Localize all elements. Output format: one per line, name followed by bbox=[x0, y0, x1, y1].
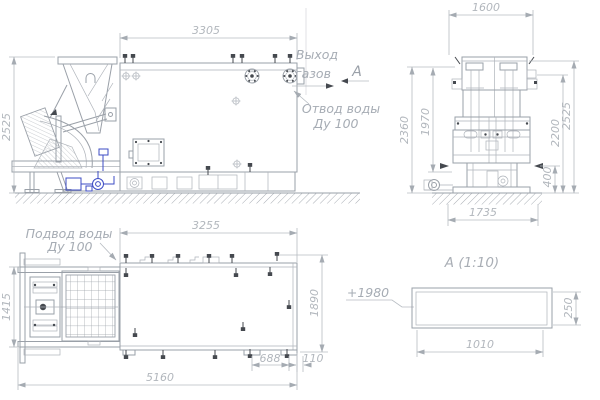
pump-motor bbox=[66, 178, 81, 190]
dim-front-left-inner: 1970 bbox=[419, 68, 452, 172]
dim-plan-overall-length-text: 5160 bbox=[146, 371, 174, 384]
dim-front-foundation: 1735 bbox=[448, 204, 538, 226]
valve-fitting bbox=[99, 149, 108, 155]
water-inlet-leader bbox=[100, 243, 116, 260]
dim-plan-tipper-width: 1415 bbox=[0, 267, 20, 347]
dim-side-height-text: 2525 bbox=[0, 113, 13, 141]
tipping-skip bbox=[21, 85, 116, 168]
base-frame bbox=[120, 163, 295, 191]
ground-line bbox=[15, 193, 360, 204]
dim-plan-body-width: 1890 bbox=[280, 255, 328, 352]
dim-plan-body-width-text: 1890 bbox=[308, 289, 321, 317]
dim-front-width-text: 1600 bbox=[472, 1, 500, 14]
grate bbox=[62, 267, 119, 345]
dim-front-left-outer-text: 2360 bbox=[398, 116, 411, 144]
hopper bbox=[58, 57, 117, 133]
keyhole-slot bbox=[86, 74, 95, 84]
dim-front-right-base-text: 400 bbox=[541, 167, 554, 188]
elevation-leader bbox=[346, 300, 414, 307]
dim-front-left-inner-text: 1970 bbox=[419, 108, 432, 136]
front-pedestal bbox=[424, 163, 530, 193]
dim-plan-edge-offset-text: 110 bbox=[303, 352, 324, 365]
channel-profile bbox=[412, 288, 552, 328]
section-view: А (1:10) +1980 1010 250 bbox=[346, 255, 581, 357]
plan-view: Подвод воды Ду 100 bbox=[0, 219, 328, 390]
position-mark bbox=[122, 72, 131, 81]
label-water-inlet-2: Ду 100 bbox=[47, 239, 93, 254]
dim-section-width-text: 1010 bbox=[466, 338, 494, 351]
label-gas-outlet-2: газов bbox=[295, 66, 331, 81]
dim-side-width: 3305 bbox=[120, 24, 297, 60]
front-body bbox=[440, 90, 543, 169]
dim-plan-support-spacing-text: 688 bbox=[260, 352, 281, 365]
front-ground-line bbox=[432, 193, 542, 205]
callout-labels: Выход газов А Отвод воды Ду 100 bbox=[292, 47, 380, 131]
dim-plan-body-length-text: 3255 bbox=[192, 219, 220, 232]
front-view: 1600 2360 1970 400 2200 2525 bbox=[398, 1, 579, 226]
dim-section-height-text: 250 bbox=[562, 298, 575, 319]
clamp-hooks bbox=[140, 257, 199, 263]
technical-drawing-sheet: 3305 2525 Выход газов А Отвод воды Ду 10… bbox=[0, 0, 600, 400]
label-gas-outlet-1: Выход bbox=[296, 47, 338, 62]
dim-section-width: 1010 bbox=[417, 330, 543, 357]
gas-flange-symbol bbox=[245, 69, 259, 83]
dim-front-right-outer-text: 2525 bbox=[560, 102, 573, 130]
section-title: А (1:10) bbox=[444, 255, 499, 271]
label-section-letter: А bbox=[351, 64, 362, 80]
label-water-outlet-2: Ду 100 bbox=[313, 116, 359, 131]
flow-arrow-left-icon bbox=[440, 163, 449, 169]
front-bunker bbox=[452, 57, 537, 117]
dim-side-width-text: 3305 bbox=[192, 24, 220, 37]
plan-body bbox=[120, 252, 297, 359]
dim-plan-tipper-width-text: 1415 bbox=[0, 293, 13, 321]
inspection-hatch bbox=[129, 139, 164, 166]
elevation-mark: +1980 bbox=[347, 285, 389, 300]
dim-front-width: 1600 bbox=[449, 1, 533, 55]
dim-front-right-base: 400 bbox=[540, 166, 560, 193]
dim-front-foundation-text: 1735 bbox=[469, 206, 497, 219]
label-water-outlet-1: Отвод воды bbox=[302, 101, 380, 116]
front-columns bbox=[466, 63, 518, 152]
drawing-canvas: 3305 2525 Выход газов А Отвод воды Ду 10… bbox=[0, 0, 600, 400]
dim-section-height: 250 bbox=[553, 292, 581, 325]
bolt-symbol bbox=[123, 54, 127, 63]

- - -

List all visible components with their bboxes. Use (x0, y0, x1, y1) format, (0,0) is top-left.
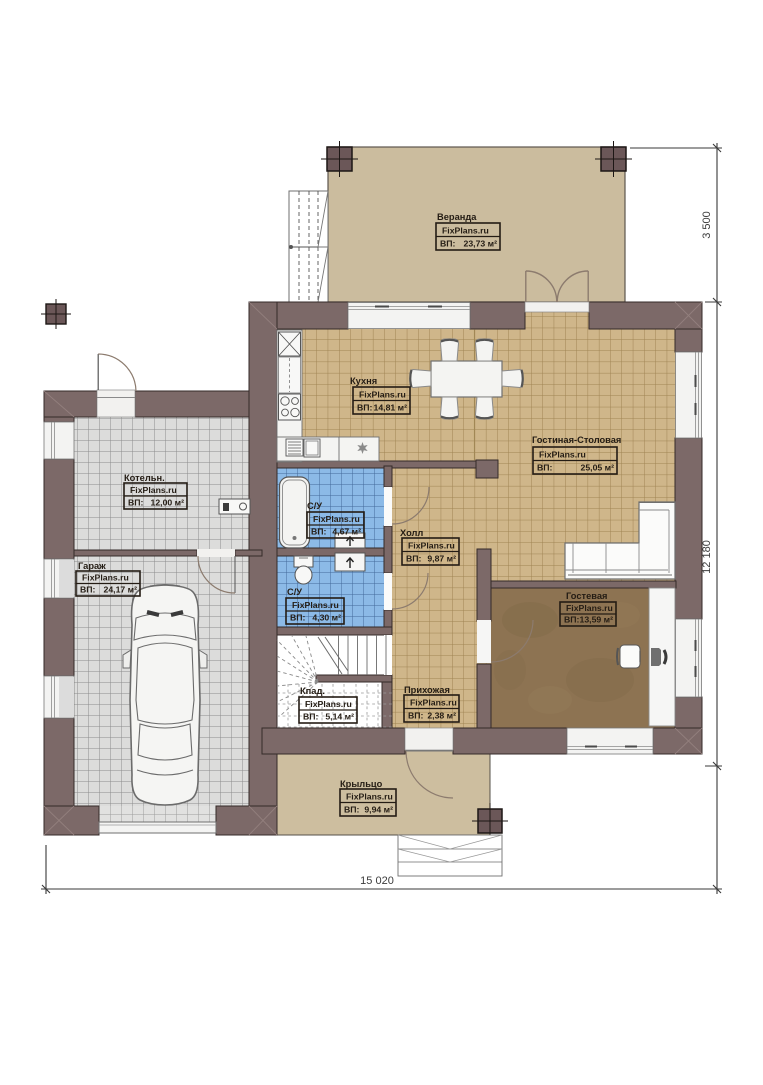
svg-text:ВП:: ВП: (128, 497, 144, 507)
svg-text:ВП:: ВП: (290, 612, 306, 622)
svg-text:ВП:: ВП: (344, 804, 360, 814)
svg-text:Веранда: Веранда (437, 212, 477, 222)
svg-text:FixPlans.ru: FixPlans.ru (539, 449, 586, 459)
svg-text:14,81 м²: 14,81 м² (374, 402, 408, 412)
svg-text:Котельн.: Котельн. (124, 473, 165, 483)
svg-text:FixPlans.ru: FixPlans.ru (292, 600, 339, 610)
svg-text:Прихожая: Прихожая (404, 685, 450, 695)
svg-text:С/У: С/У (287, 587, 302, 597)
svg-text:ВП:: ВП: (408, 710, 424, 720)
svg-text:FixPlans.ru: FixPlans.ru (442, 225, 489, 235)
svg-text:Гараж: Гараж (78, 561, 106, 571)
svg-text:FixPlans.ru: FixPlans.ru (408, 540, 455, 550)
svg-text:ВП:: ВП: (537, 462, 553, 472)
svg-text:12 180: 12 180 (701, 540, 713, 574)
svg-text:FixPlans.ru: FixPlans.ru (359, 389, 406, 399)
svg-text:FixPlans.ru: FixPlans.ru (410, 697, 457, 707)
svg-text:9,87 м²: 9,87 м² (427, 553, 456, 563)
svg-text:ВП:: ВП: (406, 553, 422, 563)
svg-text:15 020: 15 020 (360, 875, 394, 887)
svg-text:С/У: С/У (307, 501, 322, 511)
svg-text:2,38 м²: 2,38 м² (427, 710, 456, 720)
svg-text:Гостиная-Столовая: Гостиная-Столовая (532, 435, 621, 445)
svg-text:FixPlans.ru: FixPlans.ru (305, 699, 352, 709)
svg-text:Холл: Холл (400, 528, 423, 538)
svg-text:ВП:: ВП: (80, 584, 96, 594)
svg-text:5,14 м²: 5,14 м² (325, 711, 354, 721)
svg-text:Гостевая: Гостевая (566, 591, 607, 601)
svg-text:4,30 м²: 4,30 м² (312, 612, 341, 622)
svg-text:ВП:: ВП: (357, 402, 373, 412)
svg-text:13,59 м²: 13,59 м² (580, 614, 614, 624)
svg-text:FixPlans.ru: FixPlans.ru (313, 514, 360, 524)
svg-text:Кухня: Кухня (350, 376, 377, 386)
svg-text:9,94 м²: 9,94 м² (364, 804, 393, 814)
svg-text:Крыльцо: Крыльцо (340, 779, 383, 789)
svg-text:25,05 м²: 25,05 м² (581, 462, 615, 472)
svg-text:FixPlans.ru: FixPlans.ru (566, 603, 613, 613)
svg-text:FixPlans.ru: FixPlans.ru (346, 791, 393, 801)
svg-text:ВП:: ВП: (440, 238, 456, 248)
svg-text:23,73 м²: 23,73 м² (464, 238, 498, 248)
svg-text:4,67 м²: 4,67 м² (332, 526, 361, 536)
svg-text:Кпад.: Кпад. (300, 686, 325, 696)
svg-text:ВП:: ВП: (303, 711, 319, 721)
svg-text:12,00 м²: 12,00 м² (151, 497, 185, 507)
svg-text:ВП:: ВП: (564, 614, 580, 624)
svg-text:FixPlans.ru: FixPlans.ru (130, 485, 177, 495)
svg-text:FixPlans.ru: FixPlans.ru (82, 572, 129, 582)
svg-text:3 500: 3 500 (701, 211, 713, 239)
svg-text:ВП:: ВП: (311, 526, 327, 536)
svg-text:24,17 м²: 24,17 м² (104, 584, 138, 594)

- - -

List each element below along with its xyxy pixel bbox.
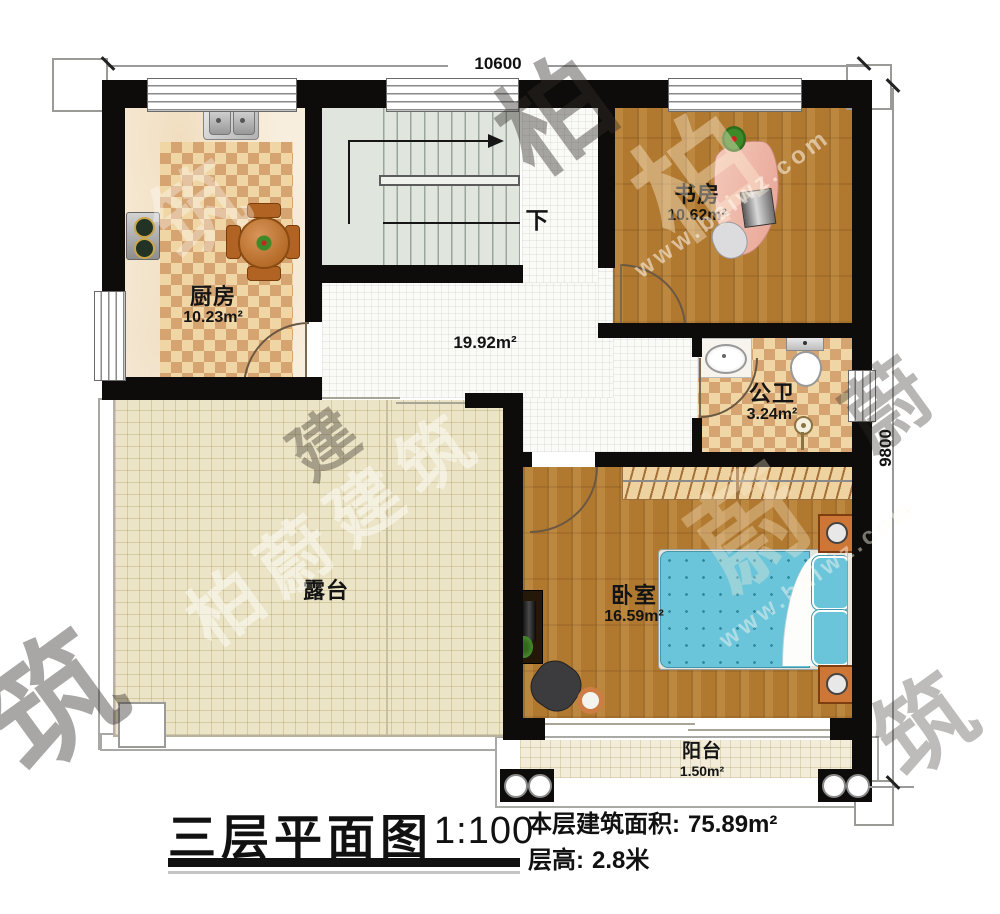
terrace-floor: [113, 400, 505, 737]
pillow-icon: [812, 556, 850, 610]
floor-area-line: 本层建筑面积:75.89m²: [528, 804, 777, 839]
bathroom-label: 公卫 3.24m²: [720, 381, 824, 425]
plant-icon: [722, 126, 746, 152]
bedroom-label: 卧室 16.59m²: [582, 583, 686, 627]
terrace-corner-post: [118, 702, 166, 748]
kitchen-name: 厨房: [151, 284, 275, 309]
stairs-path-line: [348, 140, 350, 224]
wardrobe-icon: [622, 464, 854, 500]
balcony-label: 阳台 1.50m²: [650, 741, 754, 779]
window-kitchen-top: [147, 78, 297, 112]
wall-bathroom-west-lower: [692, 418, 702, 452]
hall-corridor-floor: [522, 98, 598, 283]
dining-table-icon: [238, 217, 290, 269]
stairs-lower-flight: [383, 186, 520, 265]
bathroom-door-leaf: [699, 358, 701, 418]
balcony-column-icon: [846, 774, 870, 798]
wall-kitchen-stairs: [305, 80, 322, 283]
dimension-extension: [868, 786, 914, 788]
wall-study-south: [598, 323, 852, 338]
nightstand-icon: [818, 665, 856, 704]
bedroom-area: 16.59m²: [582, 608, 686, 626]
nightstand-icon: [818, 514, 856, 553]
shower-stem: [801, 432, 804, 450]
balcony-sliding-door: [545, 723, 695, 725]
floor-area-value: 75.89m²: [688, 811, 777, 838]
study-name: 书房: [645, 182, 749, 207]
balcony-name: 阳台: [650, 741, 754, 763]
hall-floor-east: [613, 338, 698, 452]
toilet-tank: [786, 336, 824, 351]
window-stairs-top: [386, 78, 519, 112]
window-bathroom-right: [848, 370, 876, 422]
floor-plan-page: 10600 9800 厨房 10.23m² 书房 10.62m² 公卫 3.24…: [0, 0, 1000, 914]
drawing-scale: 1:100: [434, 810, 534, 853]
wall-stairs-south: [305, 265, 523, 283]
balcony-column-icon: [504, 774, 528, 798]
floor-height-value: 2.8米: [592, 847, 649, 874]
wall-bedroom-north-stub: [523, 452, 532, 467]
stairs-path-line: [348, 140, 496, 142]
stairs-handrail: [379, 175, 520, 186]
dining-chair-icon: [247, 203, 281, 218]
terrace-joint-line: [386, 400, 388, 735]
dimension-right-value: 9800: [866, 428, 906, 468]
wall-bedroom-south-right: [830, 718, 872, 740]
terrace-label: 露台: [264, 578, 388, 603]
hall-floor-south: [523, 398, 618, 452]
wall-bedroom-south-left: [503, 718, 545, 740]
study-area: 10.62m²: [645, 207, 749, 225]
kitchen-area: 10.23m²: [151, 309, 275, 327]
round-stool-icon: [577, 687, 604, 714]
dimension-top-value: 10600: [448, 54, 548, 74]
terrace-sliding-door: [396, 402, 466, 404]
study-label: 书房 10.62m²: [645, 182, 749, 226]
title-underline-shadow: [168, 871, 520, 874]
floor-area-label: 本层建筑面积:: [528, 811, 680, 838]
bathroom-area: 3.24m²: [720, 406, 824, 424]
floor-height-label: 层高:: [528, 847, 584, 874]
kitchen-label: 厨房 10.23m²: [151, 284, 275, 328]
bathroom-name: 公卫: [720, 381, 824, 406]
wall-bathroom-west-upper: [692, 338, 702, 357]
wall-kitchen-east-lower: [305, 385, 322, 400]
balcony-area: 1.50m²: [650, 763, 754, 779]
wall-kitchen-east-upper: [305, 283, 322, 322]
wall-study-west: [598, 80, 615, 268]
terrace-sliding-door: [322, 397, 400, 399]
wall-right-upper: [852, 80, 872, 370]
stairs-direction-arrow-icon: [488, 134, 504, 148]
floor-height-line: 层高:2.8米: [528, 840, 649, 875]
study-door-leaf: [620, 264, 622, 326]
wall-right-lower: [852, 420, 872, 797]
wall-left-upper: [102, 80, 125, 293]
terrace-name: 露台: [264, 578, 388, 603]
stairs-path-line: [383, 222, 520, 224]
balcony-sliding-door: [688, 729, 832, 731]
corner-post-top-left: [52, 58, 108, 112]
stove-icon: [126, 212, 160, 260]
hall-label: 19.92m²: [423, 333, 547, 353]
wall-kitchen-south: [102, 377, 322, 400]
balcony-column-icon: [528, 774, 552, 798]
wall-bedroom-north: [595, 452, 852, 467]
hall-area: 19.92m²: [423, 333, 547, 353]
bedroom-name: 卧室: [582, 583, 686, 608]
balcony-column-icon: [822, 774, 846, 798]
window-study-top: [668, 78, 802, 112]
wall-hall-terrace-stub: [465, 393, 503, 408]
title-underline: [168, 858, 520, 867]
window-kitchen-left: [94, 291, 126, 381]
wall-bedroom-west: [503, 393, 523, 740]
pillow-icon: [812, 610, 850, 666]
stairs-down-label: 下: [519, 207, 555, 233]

- - -

JOB
Give every item from the line containing "svg-text:ВП:: ВП: (128, 497, 144, 507)" down to the line containing "svg-text:С/У: С/У (287, 587, 302, 597)", both ends included, as a numbered list with blank lines left out.

ANSWER FOR THIS EXERCISE
1. svg-text:ВП:: ВП: (128, 497, 144, 507)
2. svg-text:ВП:: ВП: (290, 612, 306, 622)
3. svg-text:ВП:: ВП: (344, 804, 360, 814)
4. svg-text:Веранда: Веранда (437, 212, 477, 222)
5. svg-text:FixPlans.ru: FixPlans.ru (539, 449, 586, 459)
6. svg-text:14,81 м²: 14,81 м² (374, 402, 408, 412)
7. svg-text:Котельн.: Котельн. (124, 473, 165, 483)
8. svg-text:FixPlans.ru: FixPlans.ru (292, 600, 339, 610)
9. svg-text:Прихожая: Прихожая (404, 685, 450, 695)
10. svg-text:С/У: С/У (287, 587, 302, 597)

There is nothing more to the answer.